WRITTEN INSTRUCTION A → In the text on climate change refugees, what share of world carbon dioxide emissions between 1850 and 2011 does the World Resources Institute attribute to the U.S.?

TEXT TO READ →
For once, The Washington Post headline actually reflected the commentary: “America is the worst polluter in the history of the world. We should let climate change refugees resettle here.

Michael B. Gerrard, associate faculty chair at Columbia University’s Earth Institute and director of the Sabin Center for Climate Change Law at Columbia Law School, presents a gloomy, doomy picture of earth 85 years from now.

“Toward the end of this century, if current trends are not reversed,” he writes, “large parts of Bangladesh, the Philippines, Indonesia, Pakistan, Egypt and Vietnam, among other countries, will be under water.”

And we need somebody to blame. Today.

Step forth, America!

“[I]ndustrialized countries ought,” Gerrard argues, “to take on a share of the displaced population equal to how much each nation has historically contributed to emissions of the greenhouse gases that are causing this crisis.”

The World Resources Institute places responsibility for 27 percent of world carbon dioxide emissions between 1850 and 2011 on us. Therefore, the U.S. must care for 27 percent of the world’s climate change refugees … eight decades from now.

Dataset entries
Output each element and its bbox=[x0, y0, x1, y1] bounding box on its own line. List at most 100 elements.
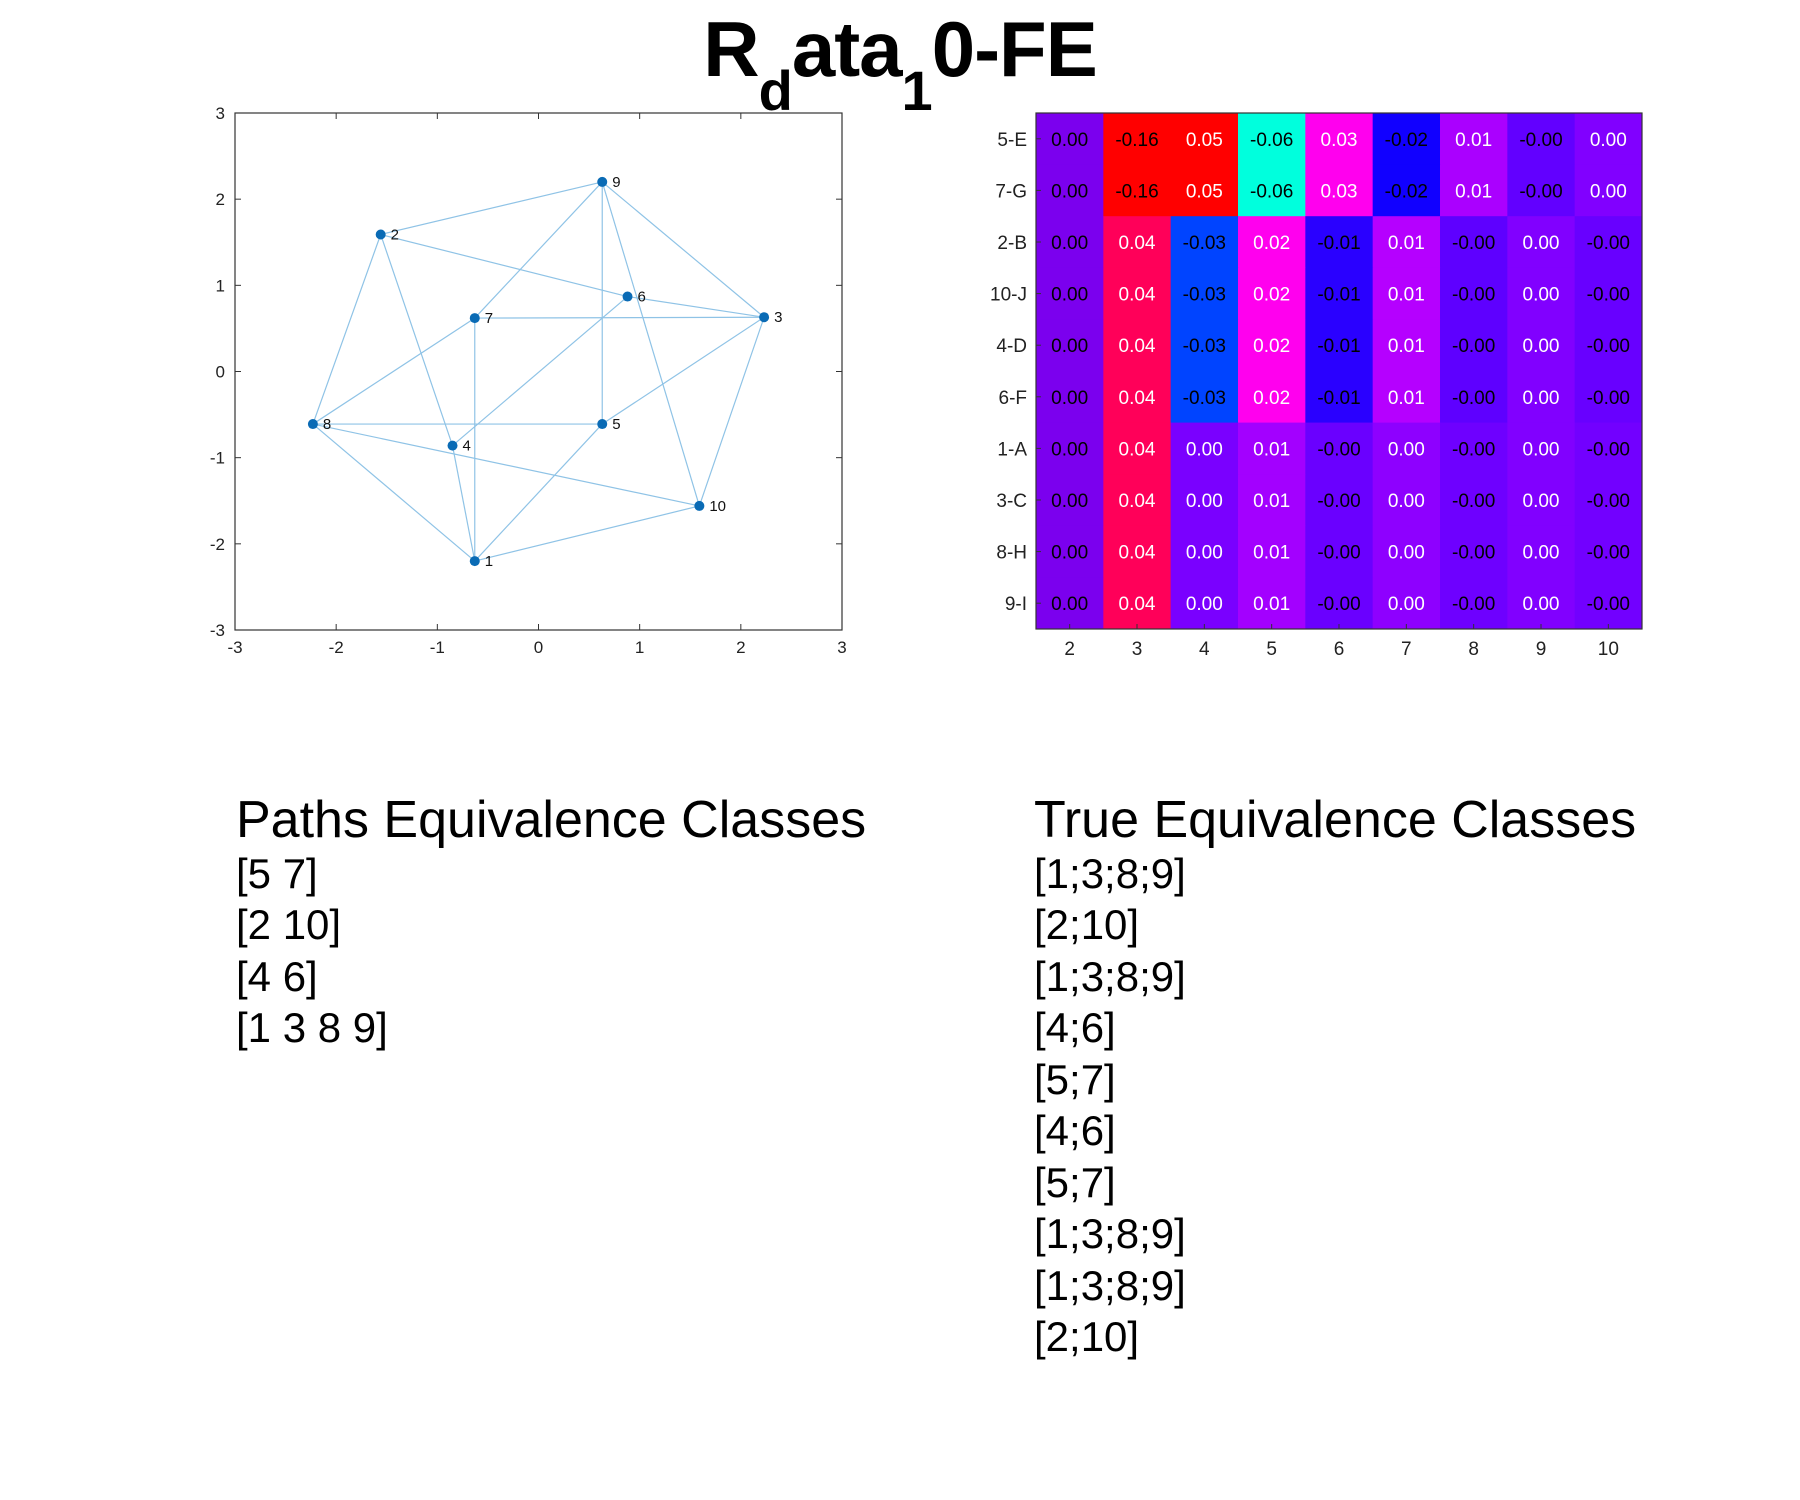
heatmap-cell bbox=[1238, 577, 1306, 630]
heatmap-cell bbox=[1305, 422, 1374, 475]
heatmap-cell bbox=[1036, 371, 1104, 424]
heatmap-cell-label: 0.00 bbox=[1051, 439, 1088, 460]
graph-edge bbox=[474, 181, 603, 319]
heatmap-cell bbox=[1170, 113, 1239, 166]
heatmap-row-label: 1-A bbox=[997, 439, 1027, 460]
x-tick-label: 0 bbox=[534, 638, 543, 657]
heatmap-cell bbox=[1507, 371, 1576, 424]
graph-node-label: 2 bbox=[391, 226, 399, 243]
graph-node-label: 8 bbox=[323, 416, 331, 433]
heatmap-cell-label: -0.00 bbox=[1587, 439, 1630, 460]
heatmap-cell bbox=[1238, 422, 1306, 475]
heatmap-cell bbox=[1103, 577, 1172, 630]
heatmap-cell bbox=[1507, 577, 1576, 630]
charts-canvas: -3 -2 -1 0 1 2 3 -3 -2 -1 0 1 2 3 1 2 3 4 5 6 7 8 9 10 0.00 -0.1… bbox=[210, 104, 1643, 660]
graph-edge bbox=[452, 296, 628, 447]
heatmap-cell-label: -0.00 bbox=[1452, 388, 1495, 409]
graph-node bbox=[307, 419, 318, 430]
heatmap-cell bbox=[1372, 267, 1441, 320]
heatmap-cell bbox=[1036, 422, 1104, 475]
heatmap-cell-label: 0.00 bbox=[1051, 336, 1088, 357]
graph-node-label: 3 bbox=[774, 309, 782, 326]
heatmap-cell bbox=[1372, 577, 1441, 630]
graph-edge bbox=[312, 423, 700, 507]
graph-node bbox=[622, 291, 633, 302]
graph-node bbox=[597, 176, 608, 187]
heatmap-cell bbox=[1372, 319, 1441, 372]
heatmap-cell bbox=[1238, 525, 1306, 578]
heatmap-cell bbox=[1507, 267, 1576, 320]
x-tick-label: -1 bbox=[430, 638, 445, 657]
heatmap-cell bbox=[1440, 422, 1508, 475]
heatmap-cell-label: 0.01 bbox=[1388, 336, 1425, 357]
heatmap-cell bbox=[1103, 164, 1172, 217]
graph-node-label: 7 bbox=[485, 310, 493, 327]
heatmap-cell bbox=[1440, 577, 1508, 630]
heatmap-cell bbox=[1574, 525, 1643, 578]
heatmap-cell bbox=[1507, 164, 1576, 217]
heatmap-col-label: 3 bbox=[1132, 639, 1143, 660]
heatmap-col-label: 10 bbox=[1598, 639, 1619, 660]
heatmap-cell bbox=[1574, 267, 1643, 320]
heatmap-row-label: 4-D bbox=[996, 336, 1027, 357]
heatmap-chart: 0.00 -0.16 0.05 -0.06 0.03 -0.02 0.01 -0.00 0.00… bbox=[990, 112, 1643, 660]
heatmap-cell bbox=[1305, 525, 1374, 578]
y-tick-label: 2 bbox=[216, 190, 225, 209]
heatmap-cell bbox=[1372, 164, 1441, 217]
heatmap-cell-label: -0.00 bbox=[1587, 594, 1630, 615]
paths-equivalence-heading: Paths Equivalence Classes bbox=[236, 791, 867, 849]
graph-node bbox=[597, 419, 608, 430]
heatmap-cell bbox=[1507, 474, 1576, 527]
true-equivalence-item: [2;10] bbox=[1034, 901, 1140, 949]
heatmap-cell-label: 0.00 bbox=[1051, 233, 1088, 254]
heatmap-cell-label: 0.04 bbox=[1119, 388, 1156, 409]
graph-edge bbox=[380, 233, 628, 298]
heatmap-cell-label: 0.04 bbox=[1119, 491, 1156, 512]
graph-edge bbox=[312, 234, 382, 425]
heatmap-col-label: 5 bbox=[1266, 639, 1277, 660]
heatmap-cell bbox=[1036, 113, 1104, 166]
heatmap-cell bbox=[1440, 113, 1508, 166]
heatmap-cell-label: 0.01 bbox=[1388, 233, 1425, 254]
graph-node-label: 5 bbox=[612, 416, 620, 433]
heatmap-cell bbox=[1305, 577, 1374, 630]
heatmap-row-label: 3-C bbox=[996, 491, 1027, 512]
heatmap-cell-label: -0.00 bbox=[1587, 285, 1630, 306]
graph-node-label: 9 bbox=[612, 174, 620, 191]
heatmap-cell bbox=[1036, 474, 1104, 527]
true-equivalence-item: [5;7] bbox=[1034, 1158, 1116, 1206]
heatmap-cell bbox=[1574, 164, 1643, 217]
heatmap-cell-label: -0.00 bbox=[1452, 233, 1495, 254]
heatmap-cell bbox=[1372, 474, 1441, 527]
heatmap-cell-label: 0.01 bbox=[1455, 130, 1492, 151]
heatmap-cell-label: 0.00 bbox=[1051, 491, 1088, 512]
heatmap-cell-label: 0.00 bbox=[1051, 543, 1088, 564]
graph-node-label: 6 bbox=[638, 289, 646, 306]
heatmap-cell bbox=[1440, 319, 1508, 372]
true-equivalence-item: [5;7] bbox=[1034, 1055, 1116, 1103]
heatmap-cell-label: 0.00 bbox=[1051, 130, 1088, 151]
heatmap-row-label: 2-B bbox=[997, 233, 1027, 254]
heatmap-cell-label: 0.02 bbox=[1253, 336, 1290, 357]
heatmap-cell-label: 0.04 bbox=[1119, 285, 1156, 306]
heatmap-cell-label: -0.00 bbox=[1452, 439, 1495, 460]
heatmap-cell bbox=[1238, 216, 1306, 269]
graph-edge bbox=[474, 316, 765, 319]
x-tick-label: 3 bbox=[837, 638, 846, 657]
heatmap-cell bbox=[1372, 216, 1441, 269]
true-equivalence-item: [1;3;8;9] bbox=[1034, 1261, 1186, 1309]
heatmap-cell bbox=[1036, 216, 1104, 269]
heatmap-cell bbox=[1170, 371, 1239, 424]
heatmap-cell bbox=[1440, 371, 1508, 424]
true-equivalence-item: [1;3;8;9] bbox=[1034, 849, 1186, 897]
heatmap-cell bbox=[1507, 525, 1576, 578]
heatmap-cell-label: -0.16 bbox=[1115, 181, 1158, 202]
heatmap-cell-label: 0.04 bbox=[1119, 439, 1156, 460]
heatmap-cell bbox=[1103, 267, 1172, 320]
graph-node bbox=[469, 313, 480, 324]
heatmap-cell bbox=[1170, 422, 1239, 475]
heatmap-cell bbox=[1440, 267, 1508, 320]
paths-equivalence-item: [1 3 8 9] bbox=[236, 1004, 388, 1052]
heatmap-cell-label: -0.03 bbox=[1183, 388, 1226, 409]
heatmap-cell bbox=[1036, 525, 1104, 578]
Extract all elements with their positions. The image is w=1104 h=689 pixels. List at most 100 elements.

WRITTEN INSTRUCTION B → In the dataset entries, rewrite the rows starting with the line with "heatmap-cell bbox=[1238, 577, 1306, 630]" and going on through the line with "heatmap-cell bbox=[1036, 422, 1104, 475]", replacing "graph-edge" with "graph-link". Return only those rows, with nothing else changed.

WRITTEN RESPONSE A → 27 percent

WRITTEN RESPONSE B →
heatmap-cell bbox=[1238, 577, 1306, 630]
heatmap-cell bbox=[1305, 422, 1374, 475]
heatmap-cell bbox=[1036, 371, 1104, 424]
heatmap-cell-label: 0.00 bbox=[1051, 439, 1088, 460]
graph-link bbox=[474, 181, 603, 319]
heatmap-cell bbox=[1170, 113, 1239, 166]
heatmap-row-label: 1-A bbox=[997, 439, 1027, 460]
x-tick-label: 0 bbox=[534, 638, 543, 657]
heatmap-cell bbox=[1507, 371, 1576, 424]
graph-node-label: 2 bbox=[391, 226, 399, 243]
graph-node-label: 8 bbox=[323, 416, 331, 433]
heatmap-cell-label: -0.00 bbox=[1587, 439, 1630, 460]
heatmap-cell bbox=[1238, 422, 1306, 475]
heatmap-cell bbox=[1103, 577, 1172, 630]
heatmap-cell bbox=[1507, 577, 1576, 630]
charts-canvas: -3 -2 -1 0 1 2 3 -3 -2 -1 0 1 2 3 1 2 3 4 5 6 7 8 9 10 0.00 -0.1… bbox=[210, 104, 1643, 660]
graph-link bbox=[452, 296, 628, 447]
heatmap-cell-label: -0.00 bbox=[1452, 388, 1495, 409]
graph-node bbox=[307, 419, 318, 430]
heatmap-cell bbox=[1372, 267, 1441, 320]
heatmap-cell bbox=[1036, 422, 1104, 475]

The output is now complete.